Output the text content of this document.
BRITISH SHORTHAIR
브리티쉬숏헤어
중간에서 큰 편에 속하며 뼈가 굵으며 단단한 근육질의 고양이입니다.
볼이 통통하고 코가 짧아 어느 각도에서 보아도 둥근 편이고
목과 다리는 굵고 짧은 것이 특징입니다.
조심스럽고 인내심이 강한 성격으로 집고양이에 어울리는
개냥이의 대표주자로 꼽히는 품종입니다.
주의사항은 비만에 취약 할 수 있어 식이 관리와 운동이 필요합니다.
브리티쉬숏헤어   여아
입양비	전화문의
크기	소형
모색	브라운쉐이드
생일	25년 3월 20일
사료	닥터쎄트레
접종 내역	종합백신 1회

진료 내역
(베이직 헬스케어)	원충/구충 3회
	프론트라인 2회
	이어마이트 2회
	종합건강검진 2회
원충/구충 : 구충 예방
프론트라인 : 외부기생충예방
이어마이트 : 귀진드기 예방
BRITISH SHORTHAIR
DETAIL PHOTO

## [Instructions for the task]
Repeat the listing exactly, from its first line to its last.

## [Result of the exercise]
Output the text content of this document.
BRITISH SHORTHAIR
브리티쉬숏헤어
중간에서 큰 편에 속하며 뼈가 굵으며 단단한 근육질의 고양이입니다.
볼이 통통하고 코가 짧아 어느 각도에서 보아도 둥근 편이고
목과 다리는 굵고 짧은 것이 특징입니다.
조심스럽고 인내심이 강한 성격으로 집고양이에 어울리는
개냥이의 대표주자로 꼽히는 품종입니다.
주의사항은 비만에 취약 할 수 있어 식이 관리와 운동이 필요합니다.
브리티쉬숏헤어   여아
입양비	전화문의
크기	소형
모색	브라운쉐이드
생일	25년 3월 20일
사료	닥터쎄트레
접종 내역	종합백신 1회

진료 내역
(베이직 헬스케어)	원충/구충 3회
	프론트라인 2회
	이어마이트 2회
	종합건강검진 2회
원충/구충 : 구충 예방
프론트라인 : 외부기생충예방
이어마이트 : 귀진드기 예방
BRITISH SHORTHAIR
DETAIL PHOTO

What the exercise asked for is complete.